* **Materials provided**
* * * * *

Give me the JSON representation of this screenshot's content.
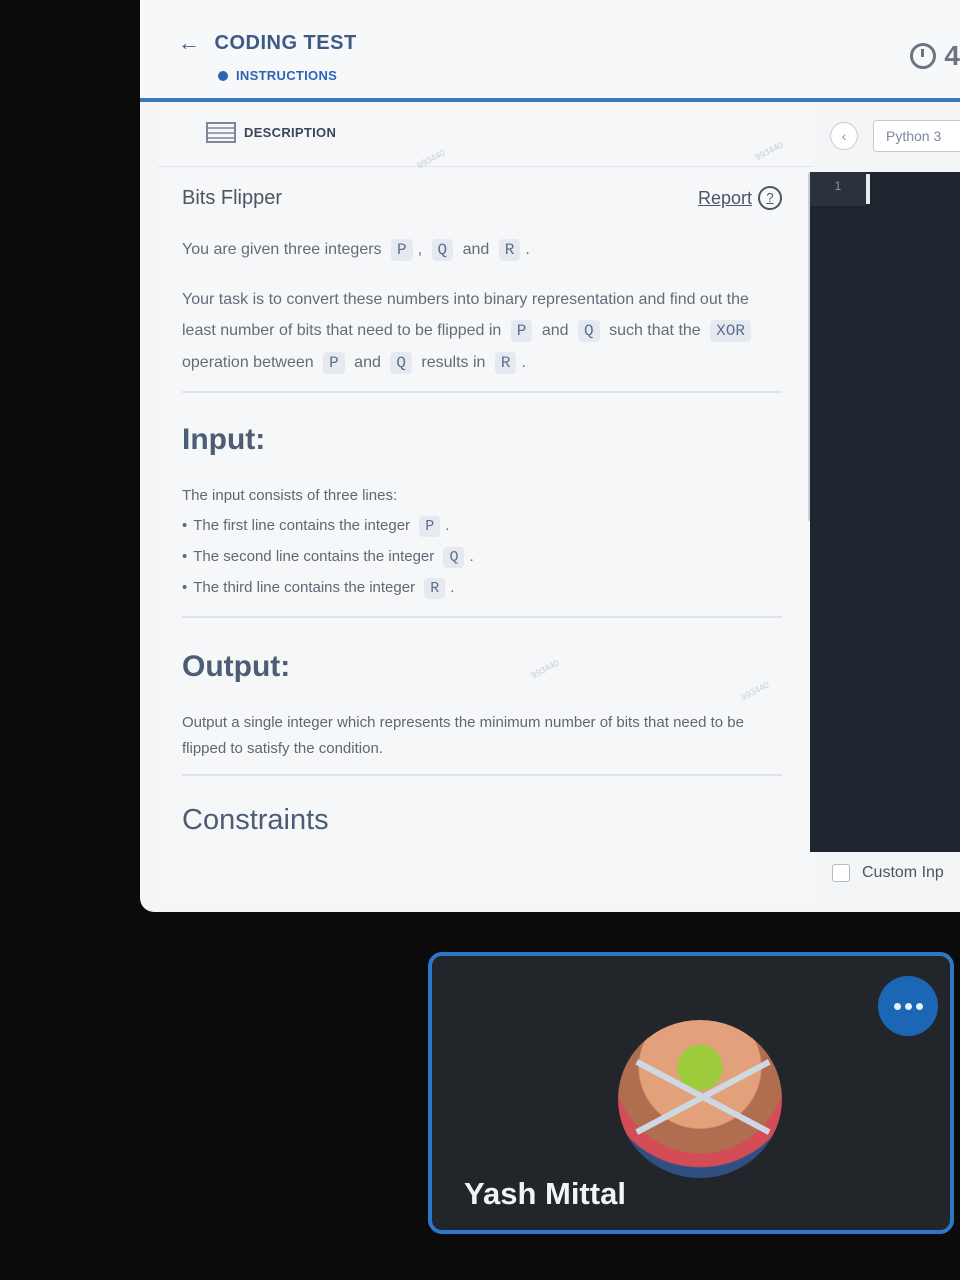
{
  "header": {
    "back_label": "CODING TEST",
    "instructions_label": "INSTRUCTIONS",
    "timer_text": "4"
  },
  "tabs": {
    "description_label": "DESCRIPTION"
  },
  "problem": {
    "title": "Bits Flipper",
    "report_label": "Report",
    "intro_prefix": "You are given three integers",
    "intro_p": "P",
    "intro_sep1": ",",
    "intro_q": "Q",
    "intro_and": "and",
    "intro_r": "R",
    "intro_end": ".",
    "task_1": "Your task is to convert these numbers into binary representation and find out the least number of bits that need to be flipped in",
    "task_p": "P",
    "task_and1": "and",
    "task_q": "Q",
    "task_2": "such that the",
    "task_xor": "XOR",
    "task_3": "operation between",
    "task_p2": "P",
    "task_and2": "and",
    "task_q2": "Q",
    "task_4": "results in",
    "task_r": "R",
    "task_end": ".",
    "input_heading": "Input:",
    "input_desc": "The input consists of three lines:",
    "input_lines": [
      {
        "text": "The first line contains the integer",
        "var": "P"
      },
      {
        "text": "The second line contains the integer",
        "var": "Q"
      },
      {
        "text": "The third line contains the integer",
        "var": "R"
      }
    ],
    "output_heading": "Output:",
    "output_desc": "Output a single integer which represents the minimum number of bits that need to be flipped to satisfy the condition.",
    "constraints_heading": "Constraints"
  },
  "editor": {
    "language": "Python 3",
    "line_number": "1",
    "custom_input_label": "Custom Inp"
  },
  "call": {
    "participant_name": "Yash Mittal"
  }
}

* * * * *

* **Exercise**
Please list every line of the records that contains "need".

* **Solution for this problem**
    "task_1": "Your task is to convert these numbers into binary representation and find out the least number of bits that need to be flipped in",
    "output_desc": "Output a single integer which represents the minimum number of bits that need to be flipped to satisfy the condition.",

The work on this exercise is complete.